-- Task --
Lift out all lines below that contain "Support".

-- Data for processing --

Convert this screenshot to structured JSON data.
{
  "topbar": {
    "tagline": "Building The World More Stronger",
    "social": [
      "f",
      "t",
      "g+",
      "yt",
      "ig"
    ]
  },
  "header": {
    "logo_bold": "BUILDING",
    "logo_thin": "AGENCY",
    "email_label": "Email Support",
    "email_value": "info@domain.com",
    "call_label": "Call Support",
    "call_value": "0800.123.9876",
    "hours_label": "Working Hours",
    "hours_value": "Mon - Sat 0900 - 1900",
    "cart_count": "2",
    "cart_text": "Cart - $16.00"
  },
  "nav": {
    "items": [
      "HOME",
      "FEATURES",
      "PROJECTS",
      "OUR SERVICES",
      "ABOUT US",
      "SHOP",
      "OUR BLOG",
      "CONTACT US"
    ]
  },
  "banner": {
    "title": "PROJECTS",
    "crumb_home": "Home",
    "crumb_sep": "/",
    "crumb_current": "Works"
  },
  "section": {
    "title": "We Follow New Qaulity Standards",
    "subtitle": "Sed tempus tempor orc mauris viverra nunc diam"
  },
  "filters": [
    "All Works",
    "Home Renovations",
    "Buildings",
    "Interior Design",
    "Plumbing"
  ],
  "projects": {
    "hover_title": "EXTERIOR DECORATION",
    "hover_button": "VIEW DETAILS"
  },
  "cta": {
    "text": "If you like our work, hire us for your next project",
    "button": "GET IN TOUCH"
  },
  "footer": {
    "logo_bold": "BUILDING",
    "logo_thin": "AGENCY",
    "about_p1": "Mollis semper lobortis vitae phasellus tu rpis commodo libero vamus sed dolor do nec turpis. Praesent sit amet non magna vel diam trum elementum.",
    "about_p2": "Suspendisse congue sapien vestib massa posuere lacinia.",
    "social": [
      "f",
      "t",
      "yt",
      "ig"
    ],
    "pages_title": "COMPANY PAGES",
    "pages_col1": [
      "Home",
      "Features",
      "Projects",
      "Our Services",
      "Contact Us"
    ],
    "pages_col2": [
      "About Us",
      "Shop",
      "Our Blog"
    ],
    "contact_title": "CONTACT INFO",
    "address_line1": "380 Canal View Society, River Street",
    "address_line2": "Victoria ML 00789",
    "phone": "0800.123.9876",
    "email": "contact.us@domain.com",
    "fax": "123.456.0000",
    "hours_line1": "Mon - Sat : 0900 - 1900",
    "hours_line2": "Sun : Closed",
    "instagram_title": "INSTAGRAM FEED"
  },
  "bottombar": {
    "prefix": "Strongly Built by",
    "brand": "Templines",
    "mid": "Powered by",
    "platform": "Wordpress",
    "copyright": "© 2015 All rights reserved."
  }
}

-- Answer to the problem --
    "email_label": "Email Support",
    "call_label": "Call Support",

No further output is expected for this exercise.